Go through the listing and copy each line with the string "业务流分析".

•••

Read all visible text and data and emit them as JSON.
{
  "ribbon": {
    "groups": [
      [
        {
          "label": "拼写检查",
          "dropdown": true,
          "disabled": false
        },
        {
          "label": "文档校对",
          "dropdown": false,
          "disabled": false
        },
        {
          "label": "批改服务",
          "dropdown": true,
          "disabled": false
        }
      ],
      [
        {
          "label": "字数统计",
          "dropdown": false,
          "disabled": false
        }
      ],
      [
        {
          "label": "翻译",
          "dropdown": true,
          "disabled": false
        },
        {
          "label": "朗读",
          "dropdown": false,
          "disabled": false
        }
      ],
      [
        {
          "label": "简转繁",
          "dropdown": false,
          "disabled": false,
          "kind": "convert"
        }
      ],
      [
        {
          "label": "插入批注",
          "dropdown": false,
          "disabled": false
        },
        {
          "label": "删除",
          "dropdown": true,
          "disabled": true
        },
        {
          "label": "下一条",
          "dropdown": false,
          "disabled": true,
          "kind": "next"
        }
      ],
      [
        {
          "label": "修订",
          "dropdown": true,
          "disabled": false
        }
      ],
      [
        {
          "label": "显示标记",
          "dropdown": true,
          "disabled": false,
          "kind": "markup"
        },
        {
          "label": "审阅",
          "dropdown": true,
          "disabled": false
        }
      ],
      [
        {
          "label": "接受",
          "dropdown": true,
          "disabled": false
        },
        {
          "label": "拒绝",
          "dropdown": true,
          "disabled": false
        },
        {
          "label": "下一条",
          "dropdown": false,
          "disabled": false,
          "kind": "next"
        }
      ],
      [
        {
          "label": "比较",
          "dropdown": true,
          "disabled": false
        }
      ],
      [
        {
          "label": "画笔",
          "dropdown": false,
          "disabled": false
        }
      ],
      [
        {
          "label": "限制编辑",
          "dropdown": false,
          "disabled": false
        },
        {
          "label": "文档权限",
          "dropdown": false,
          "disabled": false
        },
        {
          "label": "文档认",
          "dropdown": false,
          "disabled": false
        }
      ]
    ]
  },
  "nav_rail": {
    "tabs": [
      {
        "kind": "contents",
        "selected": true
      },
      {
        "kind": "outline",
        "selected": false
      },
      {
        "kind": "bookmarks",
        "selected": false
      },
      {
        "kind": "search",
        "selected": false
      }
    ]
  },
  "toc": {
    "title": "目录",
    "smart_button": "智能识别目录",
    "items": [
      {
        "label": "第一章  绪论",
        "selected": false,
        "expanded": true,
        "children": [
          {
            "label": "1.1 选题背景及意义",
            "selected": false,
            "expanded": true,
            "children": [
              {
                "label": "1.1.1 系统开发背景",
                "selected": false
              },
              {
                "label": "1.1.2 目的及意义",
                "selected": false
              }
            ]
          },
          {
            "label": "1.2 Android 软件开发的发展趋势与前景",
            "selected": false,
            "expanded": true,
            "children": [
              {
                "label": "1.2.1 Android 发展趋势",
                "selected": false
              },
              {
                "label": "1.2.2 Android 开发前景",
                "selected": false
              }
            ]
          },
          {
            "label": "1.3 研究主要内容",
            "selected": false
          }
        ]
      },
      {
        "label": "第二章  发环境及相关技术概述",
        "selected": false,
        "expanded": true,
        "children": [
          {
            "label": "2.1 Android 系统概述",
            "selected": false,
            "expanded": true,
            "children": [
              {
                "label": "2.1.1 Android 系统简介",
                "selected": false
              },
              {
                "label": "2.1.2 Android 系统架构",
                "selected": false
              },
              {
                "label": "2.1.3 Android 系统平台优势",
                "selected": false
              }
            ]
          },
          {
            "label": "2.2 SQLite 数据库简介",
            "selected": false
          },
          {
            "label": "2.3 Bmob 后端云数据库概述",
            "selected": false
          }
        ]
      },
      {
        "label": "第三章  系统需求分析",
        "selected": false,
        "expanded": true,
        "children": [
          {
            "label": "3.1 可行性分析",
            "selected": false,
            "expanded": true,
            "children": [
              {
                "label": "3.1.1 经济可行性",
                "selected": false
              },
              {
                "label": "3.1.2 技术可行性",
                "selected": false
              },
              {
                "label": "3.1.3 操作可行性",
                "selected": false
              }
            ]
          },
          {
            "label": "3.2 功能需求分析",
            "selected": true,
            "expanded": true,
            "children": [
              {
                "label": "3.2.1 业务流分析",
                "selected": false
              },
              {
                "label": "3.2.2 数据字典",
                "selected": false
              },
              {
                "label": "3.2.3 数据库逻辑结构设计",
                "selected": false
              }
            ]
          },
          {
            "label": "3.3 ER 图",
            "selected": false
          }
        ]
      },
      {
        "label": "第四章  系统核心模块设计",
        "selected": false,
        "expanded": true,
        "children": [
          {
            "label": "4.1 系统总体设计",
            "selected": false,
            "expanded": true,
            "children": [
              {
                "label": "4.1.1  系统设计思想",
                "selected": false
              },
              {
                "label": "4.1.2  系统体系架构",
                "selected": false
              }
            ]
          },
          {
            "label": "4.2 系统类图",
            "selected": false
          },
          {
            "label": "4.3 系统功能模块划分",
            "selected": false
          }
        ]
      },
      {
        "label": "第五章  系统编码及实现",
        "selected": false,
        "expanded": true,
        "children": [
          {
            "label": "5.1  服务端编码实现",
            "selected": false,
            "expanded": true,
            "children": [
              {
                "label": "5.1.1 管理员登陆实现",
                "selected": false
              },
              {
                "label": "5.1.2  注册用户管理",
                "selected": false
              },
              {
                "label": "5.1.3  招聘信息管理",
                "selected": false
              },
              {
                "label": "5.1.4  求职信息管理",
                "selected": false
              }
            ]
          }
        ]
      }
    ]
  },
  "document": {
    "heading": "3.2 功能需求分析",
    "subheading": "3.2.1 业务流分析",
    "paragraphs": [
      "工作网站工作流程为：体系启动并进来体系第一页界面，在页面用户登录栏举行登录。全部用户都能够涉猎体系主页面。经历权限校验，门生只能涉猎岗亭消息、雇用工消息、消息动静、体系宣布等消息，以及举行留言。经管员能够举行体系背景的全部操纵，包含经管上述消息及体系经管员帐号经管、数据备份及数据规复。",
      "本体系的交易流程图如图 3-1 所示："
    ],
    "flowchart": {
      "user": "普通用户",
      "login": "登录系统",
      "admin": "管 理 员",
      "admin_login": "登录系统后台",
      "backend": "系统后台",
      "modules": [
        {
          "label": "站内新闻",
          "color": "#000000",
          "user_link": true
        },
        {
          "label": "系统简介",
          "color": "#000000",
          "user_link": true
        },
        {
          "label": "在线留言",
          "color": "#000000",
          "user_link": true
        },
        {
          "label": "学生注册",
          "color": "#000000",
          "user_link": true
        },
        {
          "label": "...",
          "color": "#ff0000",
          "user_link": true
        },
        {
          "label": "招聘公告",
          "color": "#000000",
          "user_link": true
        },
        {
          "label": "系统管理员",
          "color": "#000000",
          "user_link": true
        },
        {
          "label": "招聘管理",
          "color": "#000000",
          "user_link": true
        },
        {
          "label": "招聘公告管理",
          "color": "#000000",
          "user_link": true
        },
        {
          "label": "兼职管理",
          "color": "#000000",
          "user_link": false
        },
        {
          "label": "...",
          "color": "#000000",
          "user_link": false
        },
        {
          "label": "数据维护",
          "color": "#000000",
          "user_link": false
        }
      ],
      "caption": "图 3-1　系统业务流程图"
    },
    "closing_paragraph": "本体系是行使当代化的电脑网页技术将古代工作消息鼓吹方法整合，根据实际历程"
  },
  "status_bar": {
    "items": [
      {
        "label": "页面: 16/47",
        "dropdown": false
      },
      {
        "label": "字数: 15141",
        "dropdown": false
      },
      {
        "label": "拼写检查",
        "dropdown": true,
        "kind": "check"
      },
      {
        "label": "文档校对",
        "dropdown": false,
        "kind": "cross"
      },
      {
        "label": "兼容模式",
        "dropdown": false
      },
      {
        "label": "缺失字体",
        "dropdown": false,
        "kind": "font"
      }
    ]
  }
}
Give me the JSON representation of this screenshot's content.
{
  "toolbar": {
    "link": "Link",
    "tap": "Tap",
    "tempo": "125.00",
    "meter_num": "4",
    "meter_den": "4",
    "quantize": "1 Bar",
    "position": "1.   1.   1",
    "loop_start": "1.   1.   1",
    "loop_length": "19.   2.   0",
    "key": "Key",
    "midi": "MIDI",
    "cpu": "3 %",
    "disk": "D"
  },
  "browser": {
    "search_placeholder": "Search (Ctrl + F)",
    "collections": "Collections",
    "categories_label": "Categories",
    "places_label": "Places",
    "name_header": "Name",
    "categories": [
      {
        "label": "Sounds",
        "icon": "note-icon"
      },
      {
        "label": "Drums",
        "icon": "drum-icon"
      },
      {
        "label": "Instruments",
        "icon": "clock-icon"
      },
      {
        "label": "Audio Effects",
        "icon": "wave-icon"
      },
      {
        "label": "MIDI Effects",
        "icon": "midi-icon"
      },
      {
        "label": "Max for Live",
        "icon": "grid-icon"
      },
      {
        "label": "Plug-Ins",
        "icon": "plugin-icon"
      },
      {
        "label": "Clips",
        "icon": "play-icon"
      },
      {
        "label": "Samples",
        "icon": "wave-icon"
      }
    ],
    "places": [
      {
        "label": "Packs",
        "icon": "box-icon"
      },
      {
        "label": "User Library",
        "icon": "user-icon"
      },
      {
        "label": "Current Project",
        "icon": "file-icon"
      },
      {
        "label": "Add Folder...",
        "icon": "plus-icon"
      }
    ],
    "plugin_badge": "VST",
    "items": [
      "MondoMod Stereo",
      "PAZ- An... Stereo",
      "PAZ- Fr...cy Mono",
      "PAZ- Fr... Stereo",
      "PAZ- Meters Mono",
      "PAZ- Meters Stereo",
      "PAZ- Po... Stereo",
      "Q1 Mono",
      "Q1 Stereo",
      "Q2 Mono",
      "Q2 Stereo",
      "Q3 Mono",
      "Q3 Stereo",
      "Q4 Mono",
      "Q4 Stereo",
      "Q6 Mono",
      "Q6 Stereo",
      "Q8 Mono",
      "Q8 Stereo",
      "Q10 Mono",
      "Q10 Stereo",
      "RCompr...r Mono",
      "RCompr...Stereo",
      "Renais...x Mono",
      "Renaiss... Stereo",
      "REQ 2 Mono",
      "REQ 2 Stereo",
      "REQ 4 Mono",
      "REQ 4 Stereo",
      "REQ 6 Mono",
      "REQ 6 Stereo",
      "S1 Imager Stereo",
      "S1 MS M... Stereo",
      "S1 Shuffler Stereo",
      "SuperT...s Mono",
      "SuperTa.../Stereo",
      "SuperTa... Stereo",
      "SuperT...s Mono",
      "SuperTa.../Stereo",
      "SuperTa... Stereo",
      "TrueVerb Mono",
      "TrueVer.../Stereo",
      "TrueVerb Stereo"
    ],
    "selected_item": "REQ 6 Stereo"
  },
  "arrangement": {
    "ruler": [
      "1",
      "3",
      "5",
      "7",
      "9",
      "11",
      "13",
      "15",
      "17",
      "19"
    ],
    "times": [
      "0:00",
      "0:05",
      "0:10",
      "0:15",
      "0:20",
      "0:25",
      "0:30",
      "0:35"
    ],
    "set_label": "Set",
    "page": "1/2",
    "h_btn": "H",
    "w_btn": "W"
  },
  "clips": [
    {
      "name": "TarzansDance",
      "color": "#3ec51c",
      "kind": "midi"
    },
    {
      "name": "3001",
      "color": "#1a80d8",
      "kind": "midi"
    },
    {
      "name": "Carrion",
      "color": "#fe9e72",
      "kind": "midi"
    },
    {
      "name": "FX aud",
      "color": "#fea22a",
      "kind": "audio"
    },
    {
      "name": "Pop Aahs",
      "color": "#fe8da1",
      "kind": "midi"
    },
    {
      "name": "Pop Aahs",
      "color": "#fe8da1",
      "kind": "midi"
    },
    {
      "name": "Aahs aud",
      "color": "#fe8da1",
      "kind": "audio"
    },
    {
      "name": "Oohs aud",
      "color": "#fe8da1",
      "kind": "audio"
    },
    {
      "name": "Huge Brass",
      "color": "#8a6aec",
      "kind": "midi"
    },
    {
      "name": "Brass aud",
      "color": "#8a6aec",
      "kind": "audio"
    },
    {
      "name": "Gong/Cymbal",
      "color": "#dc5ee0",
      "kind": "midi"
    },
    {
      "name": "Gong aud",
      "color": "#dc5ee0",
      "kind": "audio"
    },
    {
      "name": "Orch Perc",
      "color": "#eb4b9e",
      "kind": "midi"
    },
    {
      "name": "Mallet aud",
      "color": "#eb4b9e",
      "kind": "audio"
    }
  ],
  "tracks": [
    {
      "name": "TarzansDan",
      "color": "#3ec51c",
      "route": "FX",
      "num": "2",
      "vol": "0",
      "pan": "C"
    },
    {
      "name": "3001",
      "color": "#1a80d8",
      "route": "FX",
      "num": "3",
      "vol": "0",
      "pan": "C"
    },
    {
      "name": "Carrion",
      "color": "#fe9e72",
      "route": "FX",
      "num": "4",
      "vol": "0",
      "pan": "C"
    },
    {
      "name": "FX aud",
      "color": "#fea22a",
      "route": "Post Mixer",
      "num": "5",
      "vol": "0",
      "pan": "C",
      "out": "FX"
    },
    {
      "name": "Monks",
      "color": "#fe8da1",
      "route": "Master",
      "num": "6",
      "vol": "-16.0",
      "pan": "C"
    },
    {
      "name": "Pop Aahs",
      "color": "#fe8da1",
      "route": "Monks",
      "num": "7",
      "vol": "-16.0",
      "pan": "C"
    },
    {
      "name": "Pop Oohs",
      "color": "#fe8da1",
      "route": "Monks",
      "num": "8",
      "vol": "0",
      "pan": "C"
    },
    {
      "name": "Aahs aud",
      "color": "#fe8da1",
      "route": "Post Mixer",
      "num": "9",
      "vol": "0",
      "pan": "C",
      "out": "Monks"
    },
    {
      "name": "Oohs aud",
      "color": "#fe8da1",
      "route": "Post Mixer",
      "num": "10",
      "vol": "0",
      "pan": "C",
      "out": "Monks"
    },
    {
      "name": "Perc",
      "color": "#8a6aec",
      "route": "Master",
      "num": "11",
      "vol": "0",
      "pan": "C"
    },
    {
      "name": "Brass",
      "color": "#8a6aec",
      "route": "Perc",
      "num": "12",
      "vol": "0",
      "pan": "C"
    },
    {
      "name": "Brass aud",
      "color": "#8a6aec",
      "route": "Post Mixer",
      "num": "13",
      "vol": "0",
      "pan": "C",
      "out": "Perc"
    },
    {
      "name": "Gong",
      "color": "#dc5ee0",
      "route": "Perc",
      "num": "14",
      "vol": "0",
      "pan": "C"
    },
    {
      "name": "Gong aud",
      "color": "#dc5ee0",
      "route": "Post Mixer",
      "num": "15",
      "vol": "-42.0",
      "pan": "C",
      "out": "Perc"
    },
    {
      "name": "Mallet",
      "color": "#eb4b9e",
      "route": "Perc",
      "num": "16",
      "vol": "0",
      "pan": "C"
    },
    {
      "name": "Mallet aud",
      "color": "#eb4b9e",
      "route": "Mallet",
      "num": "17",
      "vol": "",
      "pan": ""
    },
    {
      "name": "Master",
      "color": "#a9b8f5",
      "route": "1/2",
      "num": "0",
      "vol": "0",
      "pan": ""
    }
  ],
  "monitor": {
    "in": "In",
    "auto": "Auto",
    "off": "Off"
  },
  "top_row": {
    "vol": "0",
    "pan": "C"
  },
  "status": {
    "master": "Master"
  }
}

•••

◆ RESULT OF THIS TASK
                "label": "3.2.1 业务流分析",
    "subheading": "3.2.1 业务流分析",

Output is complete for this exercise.